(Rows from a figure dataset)
..............................

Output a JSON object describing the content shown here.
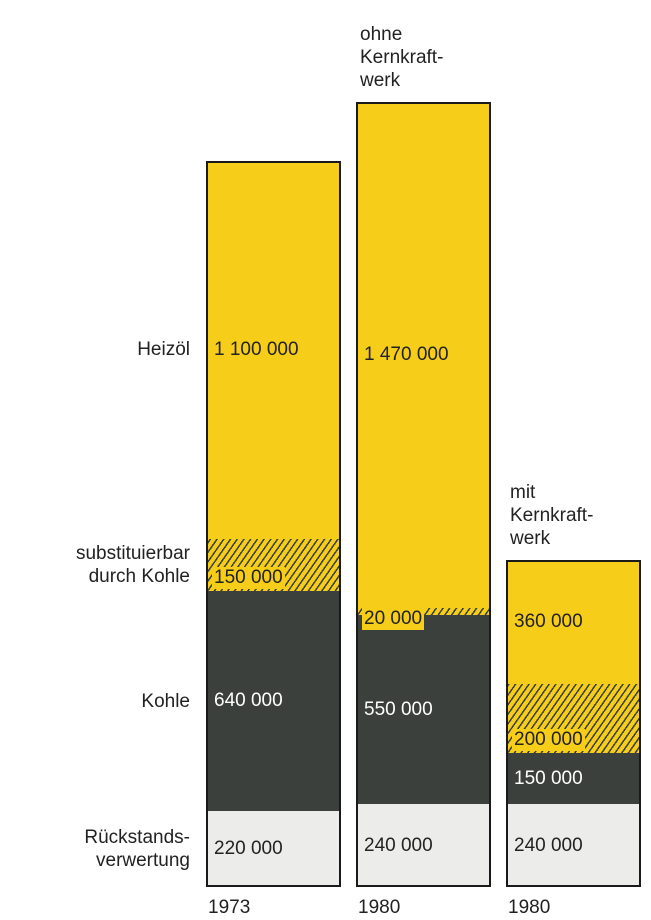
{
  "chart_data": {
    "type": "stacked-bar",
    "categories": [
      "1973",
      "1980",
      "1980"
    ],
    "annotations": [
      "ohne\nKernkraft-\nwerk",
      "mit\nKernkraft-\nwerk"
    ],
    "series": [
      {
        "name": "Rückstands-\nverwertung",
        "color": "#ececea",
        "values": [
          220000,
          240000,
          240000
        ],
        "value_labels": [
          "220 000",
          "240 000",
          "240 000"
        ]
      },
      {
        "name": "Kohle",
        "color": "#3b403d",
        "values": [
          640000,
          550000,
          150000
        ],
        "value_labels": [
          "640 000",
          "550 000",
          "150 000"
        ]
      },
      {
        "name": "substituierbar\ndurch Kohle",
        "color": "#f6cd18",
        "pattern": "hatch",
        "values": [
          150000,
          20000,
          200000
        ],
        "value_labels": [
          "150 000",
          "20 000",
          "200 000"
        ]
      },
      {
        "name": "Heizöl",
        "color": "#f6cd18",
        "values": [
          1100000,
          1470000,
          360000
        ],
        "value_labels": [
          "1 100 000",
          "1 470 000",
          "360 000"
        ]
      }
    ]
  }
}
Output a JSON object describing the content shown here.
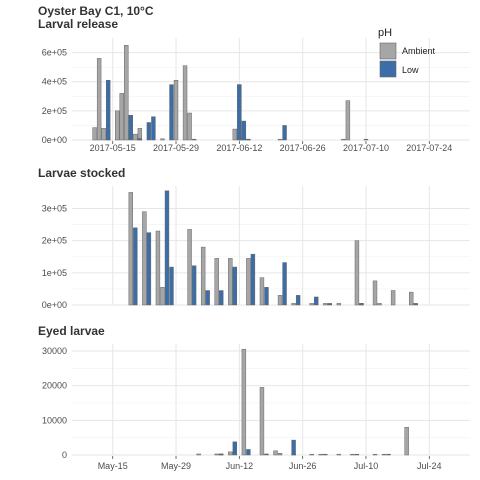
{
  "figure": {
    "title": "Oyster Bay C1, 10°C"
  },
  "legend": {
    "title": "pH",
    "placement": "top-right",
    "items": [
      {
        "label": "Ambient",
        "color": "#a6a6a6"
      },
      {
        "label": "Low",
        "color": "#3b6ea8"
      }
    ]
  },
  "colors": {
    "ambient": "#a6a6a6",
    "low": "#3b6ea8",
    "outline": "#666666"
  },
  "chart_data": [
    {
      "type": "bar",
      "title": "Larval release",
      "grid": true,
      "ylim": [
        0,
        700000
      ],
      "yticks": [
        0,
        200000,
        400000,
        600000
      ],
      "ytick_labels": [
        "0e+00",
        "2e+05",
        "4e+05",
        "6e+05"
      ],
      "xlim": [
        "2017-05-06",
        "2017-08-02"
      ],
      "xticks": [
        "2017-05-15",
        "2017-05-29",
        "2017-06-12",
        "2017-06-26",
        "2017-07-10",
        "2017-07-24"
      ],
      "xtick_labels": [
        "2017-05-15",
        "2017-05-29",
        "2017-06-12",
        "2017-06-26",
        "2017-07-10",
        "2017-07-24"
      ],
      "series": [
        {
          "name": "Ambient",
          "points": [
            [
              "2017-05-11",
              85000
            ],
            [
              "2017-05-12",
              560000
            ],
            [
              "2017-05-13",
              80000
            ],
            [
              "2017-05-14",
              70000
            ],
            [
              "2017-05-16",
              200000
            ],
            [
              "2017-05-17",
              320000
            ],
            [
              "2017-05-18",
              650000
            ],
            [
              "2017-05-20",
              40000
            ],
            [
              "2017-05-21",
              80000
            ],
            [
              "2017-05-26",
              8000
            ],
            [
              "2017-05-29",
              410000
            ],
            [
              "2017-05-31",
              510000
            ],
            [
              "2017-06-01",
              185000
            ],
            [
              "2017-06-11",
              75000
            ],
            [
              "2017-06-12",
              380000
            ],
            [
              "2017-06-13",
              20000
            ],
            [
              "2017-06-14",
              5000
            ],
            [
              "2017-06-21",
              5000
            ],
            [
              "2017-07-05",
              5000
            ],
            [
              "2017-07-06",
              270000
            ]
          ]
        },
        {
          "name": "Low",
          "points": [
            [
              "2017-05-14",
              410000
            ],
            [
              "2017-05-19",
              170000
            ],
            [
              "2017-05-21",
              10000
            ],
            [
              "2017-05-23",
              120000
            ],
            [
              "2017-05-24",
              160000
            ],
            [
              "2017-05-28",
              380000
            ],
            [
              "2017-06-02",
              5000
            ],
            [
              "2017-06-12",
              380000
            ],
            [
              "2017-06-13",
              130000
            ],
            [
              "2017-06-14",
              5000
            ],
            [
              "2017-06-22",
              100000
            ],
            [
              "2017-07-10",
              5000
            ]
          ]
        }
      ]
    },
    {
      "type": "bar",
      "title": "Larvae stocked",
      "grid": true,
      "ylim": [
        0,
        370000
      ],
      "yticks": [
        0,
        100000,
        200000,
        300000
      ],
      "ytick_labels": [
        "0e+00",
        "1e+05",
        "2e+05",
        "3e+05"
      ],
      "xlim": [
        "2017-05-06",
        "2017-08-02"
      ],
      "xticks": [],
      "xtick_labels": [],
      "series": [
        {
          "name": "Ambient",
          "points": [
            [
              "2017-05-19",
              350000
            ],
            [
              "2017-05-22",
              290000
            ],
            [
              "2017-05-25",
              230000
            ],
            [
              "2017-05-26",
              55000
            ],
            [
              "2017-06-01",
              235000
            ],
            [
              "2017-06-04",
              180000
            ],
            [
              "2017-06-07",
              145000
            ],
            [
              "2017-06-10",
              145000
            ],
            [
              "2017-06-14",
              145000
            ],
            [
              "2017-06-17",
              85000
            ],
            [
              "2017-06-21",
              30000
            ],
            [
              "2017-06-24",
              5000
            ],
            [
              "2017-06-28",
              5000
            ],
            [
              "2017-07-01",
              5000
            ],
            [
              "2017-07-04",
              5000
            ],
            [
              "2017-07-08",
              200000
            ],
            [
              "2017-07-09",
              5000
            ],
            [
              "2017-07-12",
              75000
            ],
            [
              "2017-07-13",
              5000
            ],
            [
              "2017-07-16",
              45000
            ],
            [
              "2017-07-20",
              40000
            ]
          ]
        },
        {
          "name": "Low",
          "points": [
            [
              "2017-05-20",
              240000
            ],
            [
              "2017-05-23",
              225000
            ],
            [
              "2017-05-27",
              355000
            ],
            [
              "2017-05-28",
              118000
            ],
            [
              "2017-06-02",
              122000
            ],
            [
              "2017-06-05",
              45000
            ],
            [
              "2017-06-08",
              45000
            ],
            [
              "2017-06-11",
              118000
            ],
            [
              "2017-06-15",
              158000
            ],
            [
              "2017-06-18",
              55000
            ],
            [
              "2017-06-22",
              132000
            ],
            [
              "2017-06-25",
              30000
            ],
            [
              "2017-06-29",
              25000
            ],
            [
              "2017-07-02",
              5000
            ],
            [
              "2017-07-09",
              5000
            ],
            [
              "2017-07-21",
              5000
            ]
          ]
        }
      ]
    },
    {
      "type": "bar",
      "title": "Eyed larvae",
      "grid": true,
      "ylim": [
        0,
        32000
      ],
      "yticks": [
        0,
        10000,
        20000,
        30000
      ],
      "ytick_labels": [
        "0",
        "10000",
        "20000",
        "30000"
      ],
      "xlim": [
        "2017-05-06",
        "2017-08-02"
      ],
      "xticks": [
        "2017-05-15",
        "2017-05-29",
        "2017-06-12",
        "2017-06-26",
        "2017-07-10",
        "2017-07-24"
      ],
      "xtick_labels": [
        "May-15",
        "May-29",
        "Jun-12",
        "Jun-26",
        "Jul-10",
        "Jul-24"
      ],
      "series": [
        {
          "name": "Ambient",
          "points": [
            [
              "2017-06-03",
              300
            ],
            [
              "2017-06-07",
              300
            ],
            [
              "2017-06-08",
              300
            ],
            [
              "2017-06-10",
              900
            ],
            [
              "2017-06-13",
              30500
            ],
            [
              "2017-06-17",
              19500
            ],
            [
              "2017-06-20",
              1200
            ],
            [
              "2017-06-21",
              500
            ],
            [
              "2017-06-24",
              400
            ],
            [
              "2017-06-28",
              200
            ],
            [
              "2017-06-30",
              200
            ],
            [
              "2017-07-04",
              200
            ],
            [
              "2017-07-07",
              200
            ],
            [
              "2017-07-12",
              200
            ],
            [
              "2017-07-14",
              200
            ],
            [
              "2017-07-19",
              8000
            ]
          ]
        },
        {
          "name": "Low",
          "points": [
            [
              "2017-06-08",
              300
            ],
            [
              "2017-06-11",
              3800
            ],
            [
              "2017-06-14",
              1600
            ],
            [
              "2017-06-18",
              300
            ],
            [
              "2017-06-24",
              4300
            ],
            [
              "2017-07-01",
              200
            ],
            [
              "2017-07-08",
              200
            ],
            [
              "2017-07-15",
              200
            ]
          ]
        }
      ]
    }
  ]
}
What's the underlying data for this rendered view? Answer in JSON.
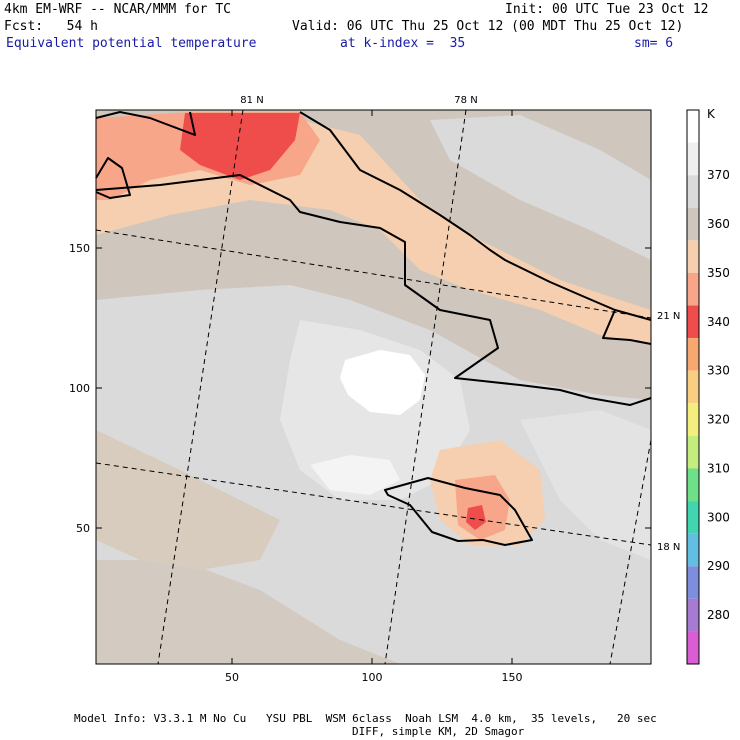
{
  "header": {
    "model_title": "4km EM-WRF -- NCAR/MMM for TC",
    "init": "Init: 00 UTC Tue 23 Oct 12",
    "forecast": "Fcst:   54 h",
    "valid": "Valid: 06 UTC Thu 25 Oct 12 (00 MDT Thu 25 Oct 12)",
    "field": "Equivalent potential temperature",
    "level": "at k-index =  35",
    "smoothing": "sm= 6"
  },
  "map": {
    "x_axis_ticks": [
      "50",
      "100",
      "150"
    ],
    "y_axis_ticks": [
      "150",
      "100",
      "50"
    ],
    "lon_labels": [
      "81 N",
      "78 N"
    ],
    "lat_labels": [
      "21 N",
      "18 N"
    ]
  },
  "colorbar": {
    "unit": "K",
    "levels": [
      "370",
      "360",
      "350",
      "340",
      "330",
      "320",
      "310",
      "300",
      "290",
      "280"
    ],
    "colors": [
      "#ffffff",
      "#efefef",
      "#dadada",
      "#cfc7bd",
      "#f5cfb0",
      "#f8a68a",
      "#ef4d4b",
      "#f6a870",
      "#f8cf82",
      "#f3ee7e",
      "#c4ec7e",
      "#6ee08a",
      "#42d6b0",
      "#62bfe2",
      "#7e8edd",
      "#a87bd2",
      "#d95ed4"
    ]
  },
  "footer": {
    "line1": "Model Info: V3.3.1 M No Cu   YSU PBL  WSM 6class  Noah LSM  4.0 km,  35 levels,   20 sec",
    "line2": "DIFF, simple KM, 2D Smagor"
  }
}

..............................

### [REQUIRED WORK]
In the entries above, find each line with the string "levels" and copy it.

### [THE ANSWER]
    "levels": [
    "line1": "Model Info: V3.3.1 M No Cu   YSU PBL  WSM 6class  Noah LSM  4.0 km,  35 levels,   20 sec",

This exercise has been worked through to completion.